## [Short exercise a]
In the listing, take the part that opens with its first line and closes with the line containing "x-tick-label: février [425,1327,521,1365]", and swap every "x-tick-label" for "category-label". Leave everything else unchanged.

## [Text passage]
[START]

# Art art art!



## Shimagoma (May 15, 2012)

Ive finally gotten a bunch of stuff together for a shop and few other things related to my art for projects on the side (such as fish care hehehe) And wanted to share it! 

Im working on a fish related promo piece today, something planted tank related, but feedback, critique, or just a visit I always appreciate it! 

personal site- http://taylorfischer.blogspot.com/
shawp'in- http://society6.com/TCFischer


----------



## theshadybird (Sep 25, 2012)

HOLY JESUS. 

HOLY
EVERLOVING
JESUS.


I-I've seen your work before. I've tilted my head onto my hand and sighed, softly admiring the creativity and imagination and technical mastery as I gazed with stars in my eyes at an example of the skill I hope to one day possess. "I will be this good," I would mutter to myself as I sketched my dreams. "I will be this good."

P.S., your snakes are cool


----------



## scapegoat (Jun 3, 2010)

your site could be so much cooler considering your illustrative ability. hit me up sometime... bugeyedllc.com


----------



## bennyjam (Nov 6, 2012)

Very Impressive stuff. What program do u work in? And what tablet are u rockin?


----------



## Shimagoma (May 15, 2012)

bennyjam said:


> Very Impressive stuff. What program do u work in? And what tablet are u rockin?


photoshop! and I use a cintiq


----------



## sejoy (Jan 18, 2011)

Nice! I especially like the plant-inspired character on your site. But I guess that's to be expected here haha. 


You TA'd for the MICA summer program the year after I went! Too bad, I might have seen you 
I might have to PM you one day about working in concept art, I'd love to hear from someone out working in that area.

[END]

## [Short exercise b]
In the forum thread, which program and which tablet does Shimagoma name in reply to bennyjam?

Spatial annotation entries
[START]

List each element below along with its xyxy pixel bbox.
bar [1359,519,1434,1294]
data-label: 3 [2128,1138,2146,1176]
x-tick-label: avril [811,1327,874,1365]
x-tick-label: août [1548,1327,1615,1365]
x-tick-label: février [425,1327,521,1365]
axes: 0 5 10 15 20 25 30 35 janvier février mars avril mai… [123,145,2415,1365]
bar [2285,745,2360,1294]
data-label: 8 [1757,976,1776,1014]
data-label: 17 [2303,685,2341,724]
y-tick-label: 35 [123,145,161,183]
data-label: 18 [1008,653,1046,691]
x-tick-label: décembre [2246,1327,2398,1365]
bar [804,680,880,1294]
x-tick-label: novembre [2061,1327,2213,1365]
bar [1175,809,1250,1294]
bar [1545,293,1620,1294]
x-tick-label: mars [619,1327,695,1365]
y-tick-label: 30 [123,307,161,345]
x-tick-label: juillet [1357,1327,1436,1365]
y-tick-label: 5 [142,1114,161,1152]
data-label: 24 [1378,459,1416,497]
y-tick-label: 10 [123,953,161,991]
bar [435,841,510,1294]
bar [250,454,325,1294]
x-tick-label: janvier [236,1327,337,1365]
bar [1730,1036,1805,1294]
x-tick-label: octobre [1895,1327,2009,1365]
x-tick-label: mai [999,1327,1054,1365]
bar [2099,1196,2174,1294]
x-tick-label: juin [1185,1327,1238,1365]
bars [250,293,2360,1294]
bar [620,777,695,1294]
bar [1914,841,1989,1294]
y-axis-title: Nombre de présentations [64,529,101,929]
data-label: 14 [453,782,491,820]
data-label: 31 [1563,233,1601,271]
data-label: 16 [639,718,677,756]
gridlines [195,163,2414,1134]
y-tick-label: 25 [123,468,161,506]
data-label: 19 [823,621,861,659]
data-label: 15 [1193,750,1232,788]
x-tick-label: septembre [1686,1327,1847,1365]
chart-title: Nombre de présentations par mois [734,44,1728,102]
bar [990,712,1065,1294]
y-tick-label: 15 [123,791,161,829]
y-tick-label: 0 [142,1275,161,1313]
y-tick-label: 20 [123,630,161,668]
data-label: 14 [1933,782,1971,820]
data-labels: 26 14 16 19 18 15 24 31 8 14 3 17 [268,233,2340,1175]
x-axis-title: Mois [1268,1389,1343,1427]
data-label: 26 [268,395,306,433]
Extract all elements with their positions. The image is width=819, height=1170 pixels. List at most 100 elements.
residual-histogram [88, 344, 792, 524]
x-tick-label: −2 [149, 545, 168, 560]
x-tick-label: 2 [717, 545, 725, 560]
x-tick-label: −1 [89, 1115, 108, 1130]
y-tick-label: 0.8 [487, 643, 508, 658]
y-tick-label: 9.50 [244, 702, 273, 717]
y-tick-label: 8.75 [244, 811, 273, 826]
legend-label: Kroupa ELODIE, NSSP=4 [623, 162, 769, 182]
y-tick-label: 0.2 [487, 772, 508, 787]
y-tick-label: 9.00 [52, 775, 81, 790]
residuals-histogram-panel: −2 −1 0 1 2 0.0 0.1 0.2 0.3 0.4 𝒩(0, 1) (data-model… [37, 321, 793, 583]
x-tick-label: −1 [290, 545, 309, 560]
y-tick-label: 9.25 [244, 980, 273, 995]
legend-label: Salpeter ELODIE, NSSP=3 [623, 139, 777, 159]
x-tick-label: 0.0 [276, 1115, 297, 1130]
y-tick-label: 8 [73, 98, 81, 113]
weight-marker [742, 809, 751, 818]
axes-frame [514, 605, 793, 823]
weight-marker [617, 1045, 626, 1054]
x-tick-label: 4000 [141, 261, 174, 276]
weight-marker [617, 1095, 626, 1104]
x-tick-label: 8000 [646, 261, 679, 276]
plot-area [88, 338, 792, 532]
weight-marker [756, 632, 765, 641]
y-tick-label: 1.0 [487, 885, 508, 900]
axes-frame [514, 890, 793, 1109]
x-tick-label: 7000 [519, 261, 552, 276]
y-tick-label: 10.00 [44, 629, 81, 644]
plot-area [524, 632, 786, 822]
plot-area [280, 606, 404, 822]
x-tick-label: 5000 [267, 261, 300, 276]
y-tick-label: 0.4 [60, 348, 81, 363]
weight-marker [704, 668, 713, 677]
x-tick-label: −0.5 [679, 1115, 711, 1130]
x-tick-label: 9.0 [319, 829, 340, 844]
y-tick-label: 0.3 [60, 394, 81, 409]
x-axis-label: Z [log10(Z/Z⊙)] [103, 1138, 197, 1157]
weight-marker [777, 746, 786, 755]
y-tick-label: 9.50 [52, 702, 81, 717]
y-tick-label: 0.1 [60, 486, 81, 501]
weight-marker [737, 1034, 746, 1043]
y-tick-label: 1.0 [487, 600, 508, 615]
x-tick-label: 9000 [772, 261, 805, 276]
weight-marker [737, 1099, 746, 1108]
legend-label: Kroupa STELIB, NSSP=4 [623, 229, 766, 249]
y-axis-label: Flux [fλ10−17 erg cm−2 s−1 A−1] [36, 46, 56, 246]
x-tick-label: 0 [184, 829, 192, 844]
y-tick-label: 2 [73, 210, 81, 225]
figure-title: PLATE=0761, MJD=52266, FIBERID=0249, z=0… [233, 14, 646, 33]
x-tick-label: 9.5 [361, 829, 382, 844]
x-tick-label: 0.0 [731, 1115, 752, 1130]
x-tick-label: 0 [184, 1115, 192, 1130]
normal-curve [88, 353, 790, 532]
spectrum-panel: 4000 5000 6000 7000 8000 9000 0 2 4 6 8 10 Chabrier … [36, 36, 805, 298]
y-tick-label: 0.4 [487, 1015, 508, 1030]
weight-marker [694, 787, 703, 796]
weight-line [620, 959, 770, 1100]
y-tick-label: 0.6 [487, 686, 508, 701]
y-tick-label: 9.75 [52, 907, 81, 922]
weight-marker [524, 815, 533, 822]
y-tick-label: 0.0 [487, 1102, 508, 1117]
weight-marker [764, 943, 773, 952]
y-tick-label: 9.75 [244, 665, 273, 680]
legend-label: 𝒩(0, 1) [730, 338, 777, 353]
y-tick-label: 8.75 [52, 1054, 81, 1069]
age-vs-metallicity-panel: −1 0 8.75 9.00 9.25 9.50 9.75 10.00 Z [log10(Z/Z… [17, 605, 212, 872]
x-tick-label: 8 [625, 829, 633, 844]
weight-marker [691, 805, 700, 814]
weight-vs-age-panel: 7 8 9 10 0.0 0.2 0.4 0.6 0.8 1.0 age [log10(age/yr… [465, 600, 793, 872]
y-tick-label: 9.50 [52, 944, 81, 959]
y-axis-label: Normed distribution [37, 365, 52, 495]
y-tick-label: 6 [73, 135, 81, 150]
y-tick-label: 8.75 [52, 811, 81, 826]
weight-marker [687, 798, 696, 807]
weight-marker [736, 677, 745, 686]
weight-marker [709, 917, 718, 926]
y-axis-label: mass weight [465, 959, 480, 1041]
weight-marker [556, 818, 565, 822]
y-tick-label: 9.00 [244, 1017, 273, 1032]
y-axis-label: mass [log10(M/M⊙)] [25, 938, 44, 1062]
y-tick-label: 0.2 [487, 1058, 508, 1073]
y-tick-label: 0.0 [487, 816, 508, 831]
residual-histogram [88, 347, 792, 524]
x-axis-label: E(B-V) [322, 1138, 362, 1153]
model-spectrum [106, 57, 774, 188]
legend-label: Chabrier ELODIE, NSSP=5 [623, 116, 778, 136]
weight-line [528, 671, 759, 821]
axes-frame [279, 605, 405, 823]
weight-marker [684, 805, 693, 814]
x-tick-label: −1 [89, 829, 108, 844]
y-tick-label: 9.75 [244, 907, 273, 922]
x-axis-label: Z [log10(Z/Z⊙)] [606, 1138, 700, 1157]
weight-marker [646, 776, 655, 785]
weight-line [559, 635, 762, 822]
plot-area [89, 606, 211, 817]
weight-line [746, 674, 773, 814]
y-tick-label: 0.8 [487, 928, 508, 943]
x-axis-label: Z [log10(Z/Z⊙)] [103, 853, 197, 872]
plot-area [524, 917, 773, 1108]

[END]

## [Written solution a]
List each element below along with its xyxy pixel bbox.
bar [1359,519,1434,1294]
data-label: 3 [2128,1138,2146,1176]
category-label: avril [811,1327,874,1365]
category-label: août [1548,1327,1615,1365]
category-label: février [425,1327,521,1365]

## [Written solution b]
Photoshop and a Cintiq.